▸ **EXERCISE GOAL**
Reproduce all entries precisely as they are written.

--- begin SUPPLIED ENTRIES ---

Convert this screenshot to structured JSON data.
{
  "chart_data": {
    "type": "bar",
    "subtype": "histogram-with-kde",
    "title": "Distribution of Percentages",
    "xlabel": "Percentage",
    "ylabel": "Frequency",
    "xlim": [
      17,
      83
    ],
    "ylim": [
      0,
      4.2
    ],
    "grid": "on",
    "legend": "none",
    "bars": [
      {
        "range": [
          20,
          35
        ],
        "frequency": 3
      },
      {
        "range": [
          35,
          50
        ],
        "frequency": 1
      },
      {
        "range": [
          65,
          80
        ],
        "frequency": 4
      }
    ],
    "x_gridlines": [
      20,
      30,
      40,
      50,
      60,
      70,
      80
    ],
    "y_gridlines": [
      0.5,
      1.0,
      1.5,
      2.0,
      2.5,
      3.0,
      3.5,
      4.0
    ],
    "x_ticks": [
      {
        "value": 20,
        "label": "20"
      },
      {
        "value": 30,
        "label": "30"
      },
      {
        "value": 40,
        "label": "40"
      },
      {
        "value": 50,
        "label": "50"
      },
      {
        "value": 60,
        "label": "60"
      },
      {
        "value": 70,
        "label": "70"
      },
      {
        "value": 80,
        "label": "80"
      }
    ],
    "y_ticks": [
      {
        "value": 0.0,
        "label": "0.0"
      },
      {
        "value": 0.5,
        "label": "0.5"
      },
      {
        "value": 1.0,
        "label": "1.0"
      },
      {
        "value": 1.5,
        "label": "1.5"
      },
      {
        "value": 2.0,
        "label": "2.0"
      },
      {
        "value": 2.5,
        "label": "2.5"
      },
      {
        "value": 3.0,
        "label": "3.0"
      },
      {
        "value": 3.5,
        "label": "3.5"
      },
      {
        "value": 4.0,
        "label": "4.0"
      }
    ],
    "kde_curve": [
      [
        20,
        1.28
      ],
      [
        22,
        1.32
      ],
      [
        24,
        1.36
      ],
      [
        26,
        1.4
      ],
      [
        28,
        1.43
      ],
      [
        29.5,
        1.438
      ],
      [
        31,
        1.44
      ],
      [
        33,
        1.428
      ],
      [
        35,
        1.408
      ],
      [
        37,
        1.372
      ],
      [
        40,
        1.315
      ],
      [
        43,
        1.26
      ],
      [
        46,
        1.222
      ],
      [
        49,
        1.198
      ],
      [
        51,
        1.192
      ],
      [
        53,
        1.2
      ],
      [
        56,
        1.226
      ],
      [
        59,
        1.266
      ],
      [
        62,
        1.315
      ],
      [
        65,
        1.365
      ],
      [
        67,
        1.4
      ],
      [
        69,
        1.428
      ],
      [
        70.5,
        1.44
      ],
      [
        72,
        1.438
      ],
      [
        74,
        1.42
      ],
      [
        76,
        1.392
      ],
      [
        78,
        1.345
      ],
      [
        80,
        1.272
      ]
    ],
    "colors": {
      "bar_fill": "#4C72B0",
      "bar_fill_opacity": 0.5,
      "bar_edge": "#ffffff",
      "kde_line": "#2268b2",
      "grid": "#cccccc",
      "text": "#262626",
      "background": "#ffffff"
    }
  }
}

--- end SUPPLIED ENTRIES ---

▸ **RIGHT ANSWER**
Convert this screenshot to structured JSON data.
{
  "chart_data": {
    "type": "bar",
    "subtype": "histogram-with-kde",
    "title": "Distribution of Percentages",
    "xlabel": "Percentage",
    "ylabel": "Frequency",
    "xlim": [
      17,
      83
    ],
    "ylim": [
      0,
      4.2
    ],
    "grid": "on",
    "legend": "none",
    "bars": [
      {
        "range": [
          20,
          35
        ],
        "frequency": 3
      },
      {
        "range": [
          35,
          50
        ],
        "frequency": 1
      },
      {
        "range": [
          65,
          80
        ],
        "frequency": 4
      }
    ],
    "x_gridlines": [
      20,
      30,
      40,
      50,
      60,
      70,
      80
    ],
    "y_gridlines": [
      0.5,
      1.0,
      1.5,
      2.0,
      2.5,
      3.0,
      3.5,
      4.0
    ],
    "x_ticks": [
      {
        "value": 20,
        "label": "20"
      },
      {
        "value": 30,
        "label": "30"
      },
      {
        "value": 40,
        "label": "40"
      },
      {
        "value": 50,
        "label": "50"
      },
      {
        "value": 60,
        "label": "60"
      },
      {
        "value": 70,
        "label": "70"
      },
      {
        "value": 80,
        "label": "80"
      }
    ],
    "y_ticks": [
      {
        "value": 0.0,
        "label": "0.0"
      },
      {
        "value": 0.5,
        "label": "0.5"
      },
      {
        "value": 1.0,
        "label": "1.0"
      },
      {
        "value": 1.5,
        "label": "1.5"
      },
      {
        "value": 2.0,
        "label": "2.0"
      },
      {
        "value": 2.5,
        "label": "2.5"
      },
      {
        "value": 3.0,
        "label": "3.0"
      },
      {
        "value": 3.5,
        "label": "3.5"
      },
      {
        "value": 4.0,
        "label": "4.0"
      }
    ],
    "kde_curve": [
      [
        20,
        1.28
      ],
      [
        22,
        1.32
      ],
      [
        24,
        1.36
      ],
      [
        26,
        1.4
      ],
      [
        28,
        1.43
      ],
      [
        29.5,
        1.438
      ],
      [
        31,
        1.44
      ],
      [
        33,
        1.428
      ],
      [
        35,
        1.408
      ],
      [
        37,
        1.372
      ],
      [
        40,
        1.315
      ],
      [
        43,
        1.26
      ],
      [
        46,
        1.222
      ],
      [
        49,
        1.198
      ],
      [
        51,
        1.192
      ],
      [
        53,
        1.2
      ],
      [
        56,
        1.226
      ],
      [
        59,
        1.266
      ],
      [
        62,
        1.315
      ],
      [
        65,
        1.365
      ],
      [
        67,
        1.4
      ],
      [
        69,
        1.428
      ],
      [
        70.5,
        1.44
      ],
      [
        72,
        1.438
      ],
      [
        74,
        1.42
      ],
      [
        76,
        1.392
      ],
      [
        78,
        1.345
      ],
      [
        80,
        1.272
      ]
    ],
    "colors": {
      "bar_fill": "#4C72B0",
      "bar_fill_opacity": 0.5,
      "bar_edge": "#ffffff",
      "kde_line": "#2268b2",
      "grid": "#cccccc",
      "text": "#262626",
      "background": "#ffffff"
    }
  }
}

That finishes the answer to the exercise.